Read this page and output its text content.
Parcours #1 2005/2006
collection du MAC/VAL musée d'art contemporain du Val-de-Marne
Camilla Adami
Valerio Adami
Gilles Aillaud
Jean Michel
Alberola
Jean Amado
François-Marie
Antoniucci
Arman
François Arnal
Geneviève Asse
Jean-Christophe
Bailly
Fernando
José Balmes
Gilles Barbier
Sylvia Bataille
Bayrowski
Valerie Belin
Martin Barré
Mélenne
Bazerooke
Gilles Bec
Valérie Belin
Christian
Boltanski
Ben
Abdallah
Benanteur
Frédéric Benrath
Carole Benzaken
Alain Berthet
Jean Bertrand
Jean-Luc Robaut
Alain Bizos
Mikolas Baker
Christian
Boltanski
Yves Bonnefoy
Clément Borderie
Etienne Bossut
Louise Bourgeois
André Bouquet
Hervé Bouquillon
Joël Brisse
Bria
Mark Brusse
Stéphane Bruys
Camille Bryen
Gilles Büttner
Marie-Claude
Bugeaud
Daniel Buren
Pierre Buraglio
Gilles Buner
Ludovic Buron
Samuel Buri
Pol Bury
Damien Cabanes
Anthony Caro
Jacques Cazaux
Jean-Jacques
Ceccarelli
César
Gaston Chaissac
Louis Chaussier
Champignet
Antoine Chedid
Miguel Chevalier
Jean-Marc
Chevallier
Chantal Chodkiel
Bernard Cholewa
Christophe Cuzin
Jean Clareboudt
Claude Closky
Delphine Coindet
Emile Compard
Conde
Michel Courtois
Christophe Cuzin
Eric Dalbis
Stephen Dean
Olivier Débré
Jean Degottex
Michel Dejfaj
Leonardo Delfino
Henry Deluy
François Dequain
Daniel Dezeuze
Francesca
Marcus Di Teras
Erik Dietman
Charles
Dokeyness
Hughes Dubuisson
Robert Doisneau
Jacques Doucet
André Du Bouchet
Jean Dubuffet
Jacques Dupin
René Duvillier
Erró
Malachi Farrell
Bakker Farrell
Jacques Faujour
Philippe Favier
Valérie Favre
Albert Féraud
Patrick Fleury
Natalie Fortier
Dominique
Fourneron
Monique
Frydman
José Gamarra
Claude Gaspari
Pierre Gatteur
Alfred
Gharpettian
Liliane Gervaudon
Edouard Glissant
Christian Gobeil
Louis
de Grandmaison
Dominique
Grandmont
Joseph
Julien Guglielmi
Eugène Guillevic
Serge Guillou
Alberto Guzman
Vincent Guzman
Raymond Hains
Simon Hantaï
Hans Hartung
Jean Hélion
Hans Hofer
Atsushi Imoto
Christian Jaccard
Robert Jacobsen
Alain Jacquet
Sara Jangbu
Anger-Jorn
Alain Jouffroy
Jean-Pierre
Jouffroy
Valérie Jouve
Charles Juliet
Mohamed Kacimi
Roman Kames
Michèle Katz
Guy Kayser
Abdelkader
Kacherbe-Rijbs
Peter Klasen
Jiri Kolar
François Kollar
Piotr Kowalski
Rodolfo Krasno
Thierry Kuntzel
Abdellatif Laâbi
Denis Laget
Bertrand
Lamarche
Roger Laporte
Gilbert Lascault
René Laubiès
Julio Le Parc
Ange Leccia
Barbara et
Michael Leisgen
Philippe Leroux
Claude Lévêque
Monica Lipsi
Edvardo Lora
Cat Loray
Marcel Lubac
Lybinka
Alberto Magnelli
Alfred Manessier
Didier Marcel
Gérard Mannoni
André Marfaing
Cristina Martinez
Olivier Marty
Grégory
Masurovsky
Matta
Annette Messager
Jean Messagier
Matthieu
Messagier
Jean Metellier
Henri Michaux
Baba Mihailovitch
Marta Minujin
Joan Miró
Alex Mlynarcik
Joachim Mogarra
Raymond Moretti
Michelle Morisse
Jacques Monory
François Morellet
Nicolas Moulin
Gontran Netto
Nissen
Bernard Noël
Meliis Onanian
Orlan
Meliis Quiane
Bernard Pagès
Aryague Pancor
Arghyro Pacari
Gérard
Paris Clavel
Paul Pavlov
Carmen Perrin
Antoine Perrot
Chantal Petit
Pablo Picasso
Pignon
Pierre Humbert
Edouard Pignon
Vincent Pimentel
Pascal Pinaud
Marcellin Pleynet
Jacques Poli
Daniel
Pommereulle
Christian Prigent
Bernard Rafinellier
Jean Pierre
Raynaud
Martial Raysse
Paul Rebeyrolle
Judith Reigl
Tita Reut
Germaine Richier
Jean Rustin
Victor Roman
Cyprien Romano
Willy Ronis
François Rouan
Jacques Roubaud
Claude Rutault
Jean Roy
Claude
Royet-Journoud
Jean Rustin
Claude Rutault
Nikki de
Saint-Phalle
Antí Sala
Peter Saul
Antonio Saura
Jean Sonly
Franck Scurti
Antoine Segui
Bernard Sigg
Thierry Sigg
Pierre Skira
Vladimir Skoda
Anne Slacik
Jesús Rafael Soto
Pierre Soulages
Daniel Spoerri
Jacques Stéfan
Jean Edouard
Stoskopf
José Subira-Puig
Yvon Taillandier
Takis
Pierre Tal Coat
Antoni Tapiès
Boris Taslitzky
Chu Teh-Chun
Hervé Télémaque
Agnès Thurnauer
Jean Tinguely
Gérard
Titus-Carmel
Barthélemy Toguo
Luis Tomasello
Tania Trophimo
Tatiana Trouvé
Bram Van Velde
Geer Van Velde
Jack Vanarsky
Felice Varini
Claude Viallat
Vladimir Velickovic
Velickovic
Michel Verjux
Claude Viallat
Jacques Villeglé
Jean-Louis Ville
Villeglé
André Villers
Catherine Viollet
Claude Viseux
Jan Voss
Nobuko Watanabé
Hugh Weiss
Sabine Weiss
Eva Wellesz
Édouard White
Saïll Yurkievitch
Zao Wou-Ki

Aim: Faithfully reproduce all of the records, character for character.

Response to the task:
Read this page and output its text content.
Parcours #1 2005/2006
collection du MAC/VAL musée d'art contemporain du Val-de-Marne
Camilla Adami
Valerio Adami
Gilles Aillaud
Jean Michel
Alberola
Jean Amado
François-Marie
Antoniucci
Arman
François Arnal
Geneviève Asse
Jean-Christophe
Bailly
Fernando
José Balmes
Gilles Barbier
Sylvia Bataille
Bayrowski
Valerie Belin
Martin Barré
Mélenne
Bazerooke
Gilles Bec
Valérie Belin
Christian
Boltanski
Ben
Abdallah
Benanteur
Frédéric Benrath
Carole Benzaken
Alain Berthet
Jean Bertrand
Jean-Luc Robaut
Alain Bizos
Mikolas Baker
Christian
Boltanski
Yves Bonnefoy
Clément Borderie
Etienne Bossut
Louise Bourgeois
André Bouquet
Hervé Bouquillon
Joël Brisse
Bria
Mark Brusse
Stéphane Bruys
Camille Bryen
Gilles Büttner
Marie-Claude
Bugeaud
Daniel Buren
Pierre Buraglio
Gilles Buner
Ludovic Buron
Samuel Buri
Pol Bury
Damien Cabanes
Anthony Caro
Jacques Cazaux
Jean-Jacques
Ceccarelli
César
Gaston Chaissac
Louis Chaussier
Champignet
Antoine Chedid
Miguel Chevalier
Jean-Marc
Chevallier
Chantal Chodkiel
Bernard Cholewa
Christophe Cuzin
Jean Clareboudt
Claude Closky
Delphine Coindet
Emile Compard
Conde
Michel Courtois
Christophe Cuzin
Eric Dalbis
Stephen Dean
Olivier Débré
Jean Degottex
Michel Dejfaj
Leonardo Delfino
Henry Deluy
François Dequain
Daniel Dezeuze
Francesca
Marcus Di Teras
Erik Dietman
Charles
Dokeyness
Hughes Dubuisson
Robert Doisneau
Jacques Doucet
André Du Bouchet
Jean Dubuffet
Jacques Dupin
René Duvillier
Erró
Malachi Farrell
Bakker Farrell
Jacques Faujour
Philippe Favier
Valérie Favre
Albert Féraud
Patrick Fleury
Natalie Fortier
Dominique
Fourneron
Monique
Frydman
José Gamarra
Claude Gaspari
Pierre Gatteur
Alfred
Gharpettian
Liliane Gervaudon
Edouard Glissant
Christian Gobeil
Louis
de Grandmaison
Dominique
Grandmont
Joseph
Julien Guglielmi
Eugène Guillevic
Serge Guillou
Alberto Guzman
Vincent Guzman
Raymond Hains
Simon Hantaï
Hans Hartung
Jean Hélion
Hans Hofer
Atsushi Imoto
Christian Jaccard
Robert Jacobsen
Alain Jacquet
Sara Jangbu
Anger-Jorn
Alain Jouffroy
Jean-Pierre
Jouffroy
Valérie Jouve
Charles Juliet
Mohamed Kacimi
Roman Kames
Michèle Katz
Guy Kayser
Abdelkader
Kacherbe-Rijbs
Peter Klasen
Jiri Kolar
François Kollar
Piotr Kowalski
Rodolfo Krasno
Thierry Kuntzel
Abdellatif Laâbi
Denis Laget
Bertrand
Lamarche
Roger Laporte
Gilbert Lascault
René Laubiès
Julio Le Parc
Ange Leccia
Barbara et
Michael Leisgen
Philippe Leroux
Claude Lévêque
Monica Lipsi
Edvardo Lora
Cat Loray
Marcel Lubac
Lybinka
Alberto Magnelli
Alfred Manessier
Didier Marcel
Gérard Mannoni
André Marfaing
Cristina Martinez
Olivier Marty
Grégory
Masurovsky
Matta
Annette Messager
Jean Messagier
Matthieu
Messagier
Jean Metellier
Henri Michaux
Baba Mihailovitch
Marta Minujin
Joan Miró
Alex Mlynarcik
Joachim Mogarra
Raymond Moretti
Michelle Morisse
Jacques Monory
François Morellet
Nicolas Moulin
Gontran Netto
Nissen
Bernard Noël
Meliis Onanian
Orlan
Meliis Quiane
Bernard Pagès
Aryague Pancor
Arghyro Pacari
Gérard
Paris Clavel
Paul Pavlov
Carmen Perrin
Antoine Perrot
Chantal Petit
Pablo Picasso
Pignon
Pierre Humbert
Edouard Pignon
Vincent Pimentel
Pascal Pinaud
Marcellin Pleynet
Jacques Poli
Daniel
Pommereulle
Christian Prigent
Bernard Rafinellier
Jean Pierre
Raynaud
Martial Raysse
Paul Rebeyrolle
Judith Reigl
Tita Reut
Germaine Richier
Jean Rustin
Victor Roman
Cyprien Romano
Willy Ronis
François Rouan
Jacques Roubaud
Claude Rutault
Jean Roy
Claude
Royet-Journoud
Jean Rustin
Claude Rutault
Nikki de
Saint-Phalle
Antí Sala
Peter Saul
Antonio Saura
Jean Sonly
Franck Scurti
Antoine Segui
Bernard Sigg
Thierry Sigg
Pierre Skira
Vladimir Skoda
Anne Slacik
Jesús Rafael Soto
Pierre Soulages
Daniel Spoerri
Jacques Stéfan
Jean Edouard
Stoskopf
José Subira-Puig
Yvon Taillandier
Takis
Pierre Tal Coat
Antoni Tapiès
Boris Taslitzky
Chu Teh-Chun
Hervé Télémaque
Agnès Thurnauer
Jean Tinguely
Gérard
Titus-Carmel
Barthélemy Toguo
Luis Tomasello
Tania Trophimo
Tatiana Trouvé
Bram Van Velde
Geer Van Velde
Jack Vanarsky
Felice Varini
Claude Viallat
Vladimir Velickovic
Velickovic
Michel Verjux
Claude Viallat
Jacques Villeglé
Jean-Louis Ville
Villeglé
André Villers
Catherine Viollet
Claude Viseux
Jan Voss
Nobuko Watanabé
Hugh Weiss
Sabine Weiss
Eva Wellesz
Édouard White
Saïll Yurkievitch
Zao Wou-Ki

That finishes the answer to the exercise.